* [Aim of the task]:
Your task is to restate the data word for word.

* [Given entries]:
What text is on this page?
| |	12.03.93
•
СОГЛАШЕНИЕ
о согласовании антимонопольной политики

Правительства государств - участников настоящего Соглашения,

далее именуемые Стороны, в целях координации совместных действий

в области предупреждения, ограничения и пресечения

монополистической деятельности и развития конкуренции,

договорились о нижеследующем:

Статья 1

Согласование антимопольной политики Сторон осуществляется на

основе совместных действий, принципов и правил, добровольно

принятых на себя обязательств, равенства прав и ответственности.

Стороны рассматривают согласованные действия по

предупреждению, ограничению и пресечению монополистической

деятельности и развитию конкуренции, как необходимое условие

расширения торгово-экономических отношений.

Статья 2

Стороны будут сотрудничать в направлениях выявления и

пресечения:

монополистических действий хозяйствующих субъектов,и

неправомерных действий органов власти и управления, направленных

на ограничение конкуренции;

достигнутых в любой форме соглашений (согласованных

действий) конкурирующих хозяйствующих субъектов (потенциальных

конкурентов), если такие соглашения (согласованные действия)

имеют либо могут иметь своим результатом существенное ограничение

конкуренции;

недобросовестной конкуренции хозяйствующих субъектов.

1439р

* [Expected output]:
What text is on this page?
| |	12.03.93
•
СОГЛАШЕНИЕ
о согласовании антимонопольной политики

Правительства государств - участников настоящего Соглашения,

далее именуемые Стороны, в целях координации совместных действий

в области предупреждения, ограничения и пресечения

монополистической деятельности и развития конкуренции,

договорились о нижеследующем:

Статья 1

Согласование антимопольной политики Сторон осуществляется на

основе совместных действий, принципов и правил, добровольно

принятых на себя обязательств, равенства прав и ответственности.

Стороны рассматривают согласованные действия по

предупреждению, ограничению и пресечению монополистической

деятельности и развитию конкуренции, как необходимое условие

расширения торгово-экономических отношений.

Статья 2

Стороны будут сотрудничать в направлениях выявления и

пресечения:

монополистических действий хозяйствующих субъектов,и

неправомерных действий органов власти и управления, направленных

на ограничение конкуренции;

достигнутых в любой форме соглашений (согласованных

действий) конкурирующих хозяйствующих субъектов (потенциальных

конкурентов), если такие соглашения (согласованные действия)

имеют либо могут иметь своим результатом существенное ограничение

конкуренции;

недобросовестной конкуренции хозяйствующих субъектов.

1439р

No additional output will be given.